Stored records:
——————————

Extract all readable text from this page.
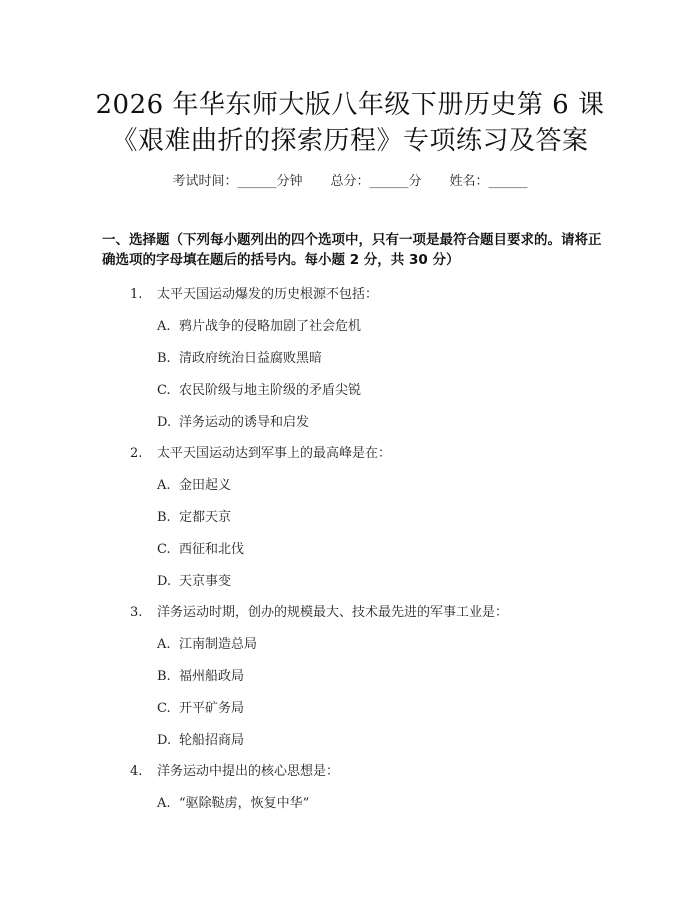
2026 年华东师大版八年级下册历史第 6 课
《艰难曲折的探索历程》专项练习及答案
考试时间：______分钟 总分：______分 姓名：______
一、选择题（下列每小题列出的四个选项中，只有一项是最符合题目要求的。请将正确选项的字母填在题后的括号内。每小题 2 分，共 30 分）
1. 太平天国运动爆发的历史根源不包括：
A. 鸦片战争的侵略加剧了社会危机
B. 清政府统治日益腐败黑暗
C. 农民阶级与地主阶级的矛盾尖锐
D. 洋务运动的诱导和启发
2. 太平天国运动达到军事上的最高峰是在：
A. 金田起义
B. 定都天京
C. 西征和北伐
D. 天京事变
3. 洋务运动时期，创办的规模最大、技术最先进的军事工业是：
A. 江南制造总局
B. 福州船政局
C. 开平矿务局
D. 轮船招商局
4. 洋务运动中提出的核心思想是：
A. “驱除鞑虏，恢复中华”
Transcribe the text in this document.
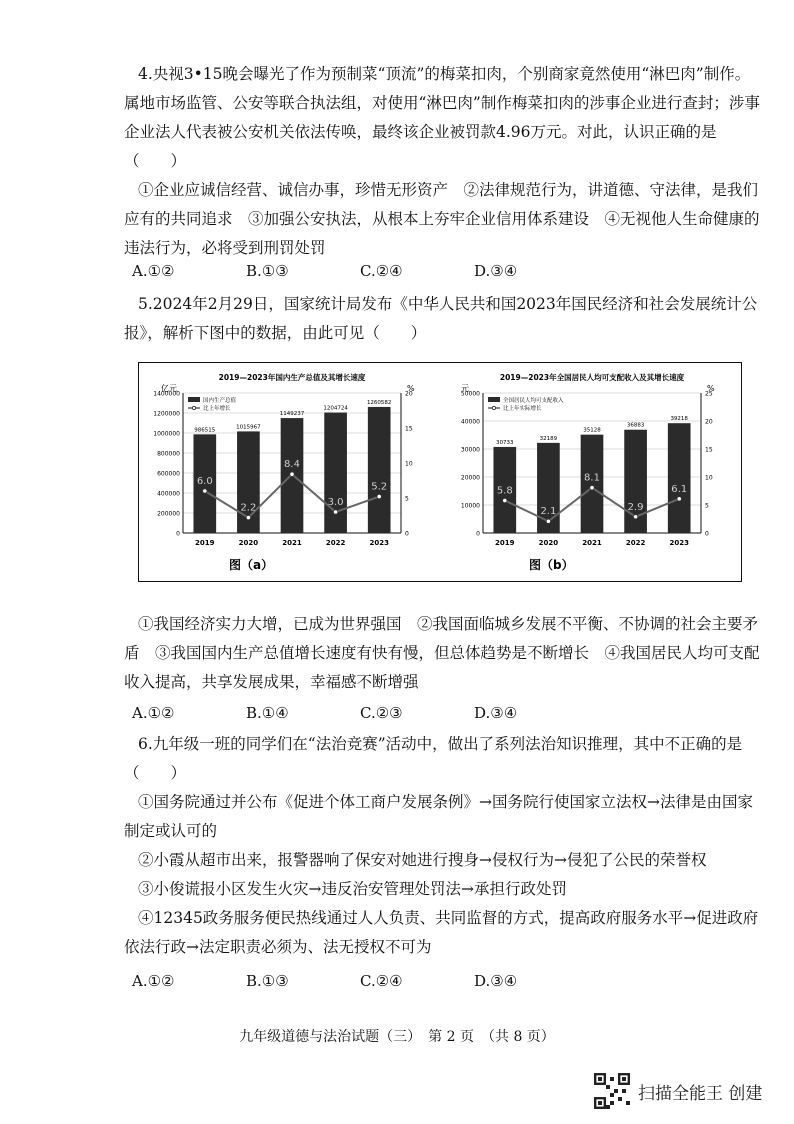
4.央视3•15晚会曝光了作为预制菜“顶流”的梅菜扣肉，个别商家竟然使用“淋巴肉”制作。属地市场监管、公安等联合执法组，对使用“淋巴肉”制作梅菜扣肉的涉事企业进行查封；涉事企业法人代表被公安机关依法传唤，最终该企业被罚款4.96万元。对此，认识正确的是（　　）
①企业应诚信经营、诚信办事，珍惜无形资产　②法律规范行为，讲道德、守法律，是我们应有的共同追求　③加强公安执法，从根本上夯牢企业信用体系建设　④无视他人生命健康的违法行为，必将受到刑罚处罚
A.①②	B.①③	C.②④	D.③④
5.2024年2月29日，国家统计局发布《中华人民共和国2023年国民经济和社会发展统计公报》，解析下图中的数据，由此可见（　　）
2019—2023年国内生产总值及其增长速度
亿元	%
0
200000
400000
600000
800000
1000000
1200000
1400000
0
5
10
15
20
986515
2019
1015967
2020
1149237
2021
1204724
2022
1260582
2023
6.0
2.2
8.4
3.0
5.2
国内生产总值
比上年增长
图（a）
2019—2023年全国居民人均可支配收入及其增长速度
元	%
0
10000
20000
30000
40000
50000
0
5
10
15
20
25
30733
2019
32189
2020
35128
2021
36883
2022
39218
2023
5.8
2.1
8.1
2.9
6.1
全国居民人均可支配收入
比上年实际增长
图（b）
①我国经济实力大增，已成为世界强国　②我国面临城乡发展不平衡、不协调的社会主要矛盾　③我国国内生产总值增长速度有快有慢，但总体趋势是不断增长　④我国居民人均可支配收入提高，共享发展成果，幸福感不断增强
A.①②	B.①④	C.②③	D.③④
6.九年级一班的同学们在“法治竞赛”活动中，做出了系列法治知识推理，其中不正确的是（　　）
①国务院通过并公布《促进个体工商户发展条例》→国务院行使国家立法权→法律是由国家制定或认可的
②小霞从超市出来，报警器响了保安对她进行搜身→侵权行为→侵犯了公民的荣誉权
③小俊谎报小区发生火灾→违反治安管理处罚法→承担行政处罚
④12345政务服务便民热线通过人人负责、共同监督的方式，提高政府服务水平→促进政府依法行政→法定职责必须为、法无授权不可为
A.①②	B.①③	C.②④	D.③④
九年级道德与法治试题（三）　第 2 页　（共 8 页）
扫描全能王 创建
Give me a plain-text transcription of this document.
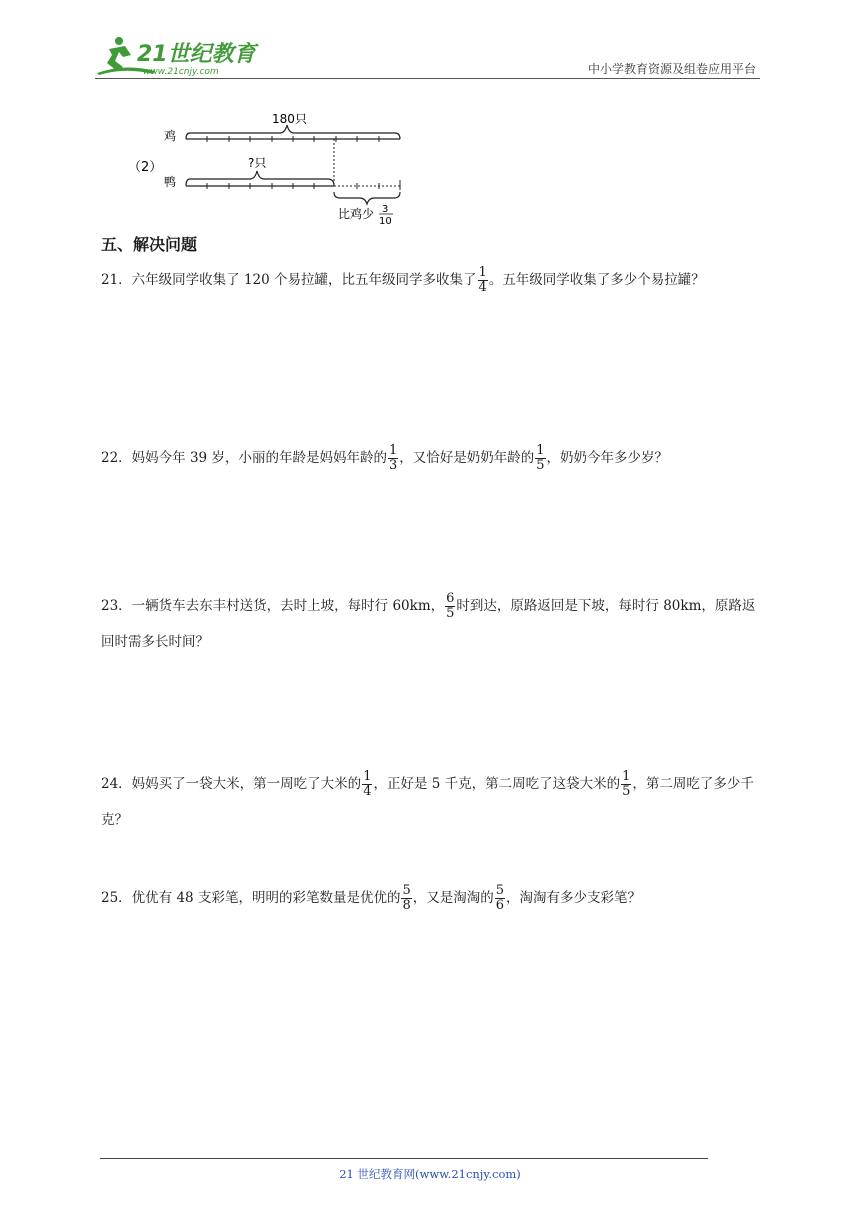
21世纪教育
www.21cnjy.com	中小学教育资源及组卷应用平台
（2）
鸡
鸭
180只
?只
比鸡少 3
10
五、解决问题
21．六年级同学收集了 120 个易拉罐，比五年级同学多收集了 $\frac{1}{4}$ 。五年级同学收集了多少个易拉罐？
22．妈妈今年 39 岁，小丽的年龄是妈妈年龄的 $\frac{1}{3}$ ，又恰好是奶奶年龄的 $\frac{1}{5}$ ，奶奶今年多少岁？
23．一辆货车去东丰村送货，去时上坡，每时行 60km， $\frac{6}{5}$ 时到达，原路返回是下坡，每时行 80km，原路返回时需多长时间？
24．妈妈买了一袋大米，第一周吃了大米的 $\frac{1}{4}$ ，正好是 5 千克，第二周吃了这袋大米的 $\frac{1}{5}$ ，第二周吃了多少千克？
25．优优有 48 支彩笔，明明的彩笔数量是优优的 $\frac{5}{8}$ ，又是淘淘的 $\frac{5}{6}$ ，淘淘有多少支彩笔？
21 世纪教育网(www.21cnjy.com)
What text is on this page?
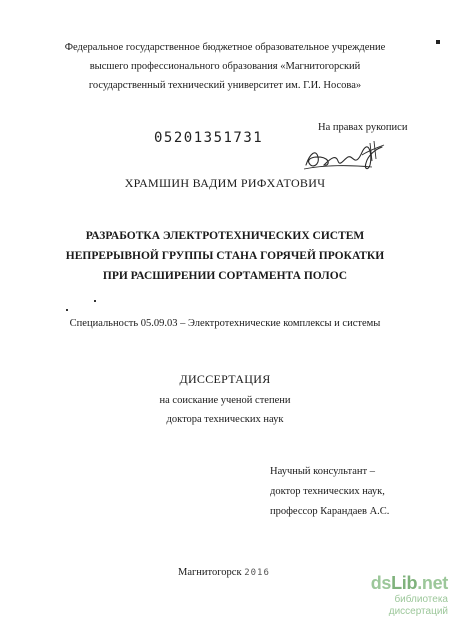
Федеральное государственное бюджетное образовательное учреждение
высшего профессионального образования «Магнитогорский
государственный технический университет им. Г.И. Носова»
На правах рукописи
05201351731
ХРАМШИН ВАДИМ РИФХАТОВИЧ
РАЗРАБОТКА ЭЛЕКТРОТЕХНИЧЕСКИХ СИСТЕМ
НЕПРЕРЫВНОЙ ГРУППЫ СТАНА ГОРЯЧЕЙ ПРОКАТКИ
ПРИ РАСШИРЕНИИ СОРТАМЕНТА ПОЛОС
Специальность 05.09.03 – Электротехнические комплексы и системы
ДИССЕРТАЦИЯ
на соискание ученой степени
доктора технических наук
Научный консультант –
доктор технических наук,
профессор Карандаев А.С.
Магнитогорск 2016	dsLib.net
библиотека диссертаций
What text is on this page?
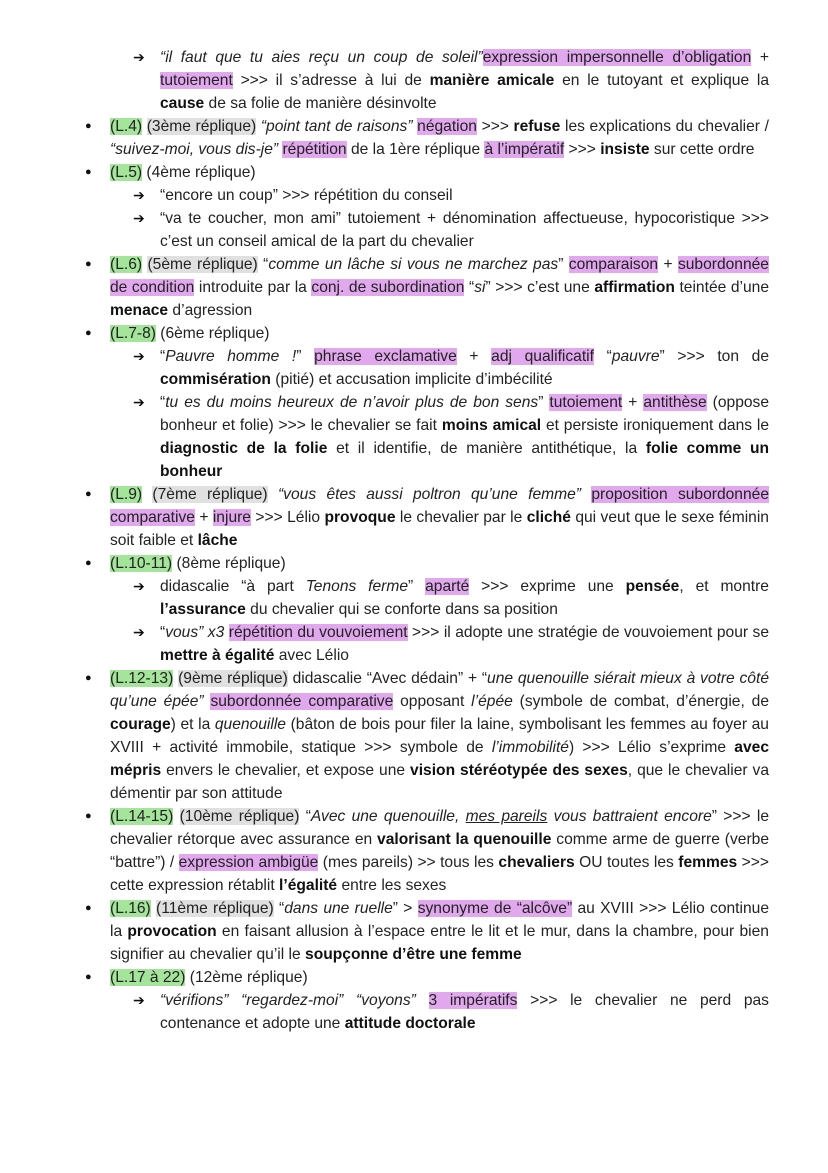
➔ “il faut que tu aies reçu un coup de soleil”expression impersonnelle d’obligation + tutoiement >>> il s’adresse à lui de manière amicale en le tutoyant et explique la cause de sa folie de manière désinvolte
● (L.4) (3ème réplique) “point tant de raisons” négation >>> refuse les explications du chevalier / “suivez-moi, vous dis-je” répétition de la 1ère réplique à l’impératif >>> insiste sur cette ordre
● (L.5) (4ème réplique)
➔ “encore un coup” >>> répétition du conseil
➔ “va te coucher, mon ami” tutoiement + dénomination affectueuse, hypocoristique >>> c’est un conseil amical de la part du chevalier
● (L.6) (5ème réplique) “comme un lâche si vous ne marchez pas” comparaison + subordonnée de condition introduite par la conj. de subordination “si” >>> c’est une affirmation teintée d’une menace d’agression
● (L.7-8) (6ème réplique)
➔ “Pauvre homme !” phrase exclamative + adj qualificatif “pauvre” >>> ton de commisération (pitié) et accusation implicite d’imbécilité
➔ “tu es du moins heureux de n’avoir plus de bon sens” tutoiement + antithèse (oppose bonheur et folie) >>> le chevalier se fait moins amical et persiste ironiquement dans le diagnostic de la folie et il identifie, de manière antithétique, la folie comme un bonheur
● (L.9) (7ème réplique) “vous êtes aussi poltron qu’une femme” proposition subordonnée comparative + injure >>> Lélio provoque le chevalier par le cliché qui veut que le sexe féminin soit faible et lâche
● (L.10-11) (8ème réplique)
➔ didascalie “à part Tenons ferme” aparté >>> exprime une pensée, et montre l’assurance du chevalier qui se conforte dans sa position
➔ “vous” x3 répétition du vouvoiement >>> il adopte une stratégie de vouvoiement pour se mettre à égalité avec Lélio
● (L.12-13) (9ème réplique) didascalie “Avec dédain” + “une quenouille siérait mieux à votre côté qu’une épée” subordonnée comparative opposant l’épée (symbole de combat, d’énergie, de courage) et la quenouille (bâton de bois pour filer la laine, symbolisant les femmes au foyer au XVIII + activité immobile, statique >>> symbole de l’immobilité) >>> Lélio s’exprime avec mépris envers le chevalier, et expose une vision stéréotypée des sexes, que le chevalier va démentir par son attitude
● (L.14-15) (10ème réplique) “Avec une quenouille, mes pareils vous battraient encore” >>> le chevalier rétorque avec assurance en valorisant la quenouille comme arme de guerre (verbe “battre”) / expression ambigüe (mes pareils) >> tous les chevaliers OU toutes les femmes >>> cette expression rétablit l’égalité entre les sexes
● (L.16) (11ème réplique) “dans une ruelle” > synonyme de “alcôve” au XVIII >>> Lélio continue la provocation en faisant allusion à l’espace entre le lit et le mur, dans la chambre, pour bien signifier au chevalier qu’il le soupçonne d’être une femme
● (L.17 à 22) (12ème réplique)
➔ “vérifions” “regardez-moi” “voyons” 3 impératifs >>> le chevalier ne perd pas contenance et adopte une attitude doctorale
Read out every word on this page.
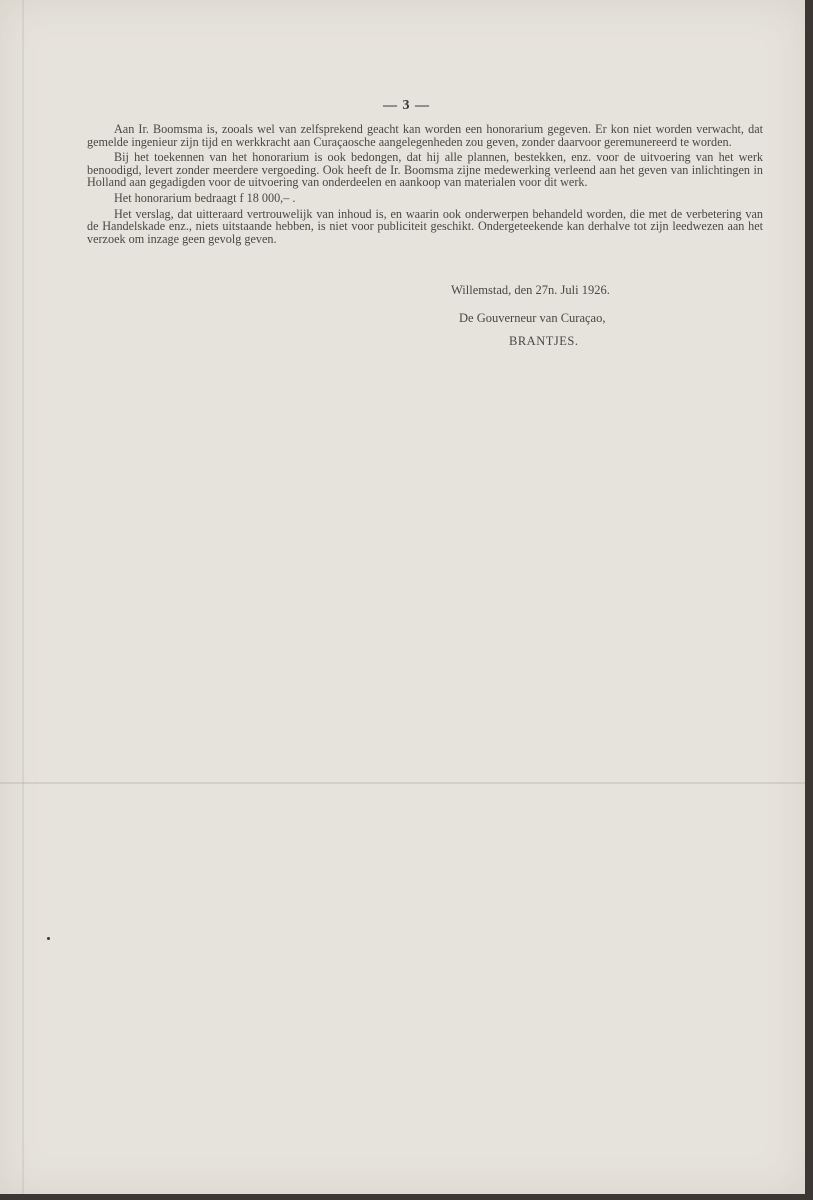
— 3 —

Aan Ir. Boomsma is, zooals wel van zelfsprekend geacht kan worden een honorarium gegeven. Er kon niet worden verwacht, dat gemelde ingenieur zijn tijd en werkkracht aan Curaçaosche aangelegenheden zou geven, zonder daarvoor geremunereerd te worden.

Bij het toekennen van het honorarium is ook bedongen, dat hij alle plannen, bestekken, enz. voor de uitvoering van het werk benoodigd, levert zonder meerdere vergoeding. Ook heeft de Ir. Boomsma zijne medewerking verleend aan het geven van inlichtingen in Holland aan gegadigden voor de uitvoering van onderdeelen en aankoop van materialen voor dit werk.

Het honorarium bedraagt f 18 000,– .

Het verslag, dat uitteraard vertrouwelijk van inhoud is, en waarin ook onderwerpen behandeld worden, die met de verbetering van de Handelskade enz., niets uitstaande hebben, is niet voor publiciteit geschikt. Ondergeteekende kan derhalve tot zijn leedwezen aan het verzoek om inzage geen gevolg geven.

Willemstad, den 27n. Juli 1926.
De Gouverneur van Curaçao,
BRANTJES.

——————————

In the entries above, count each line that holds "exprime". Give the total and nothing else.

2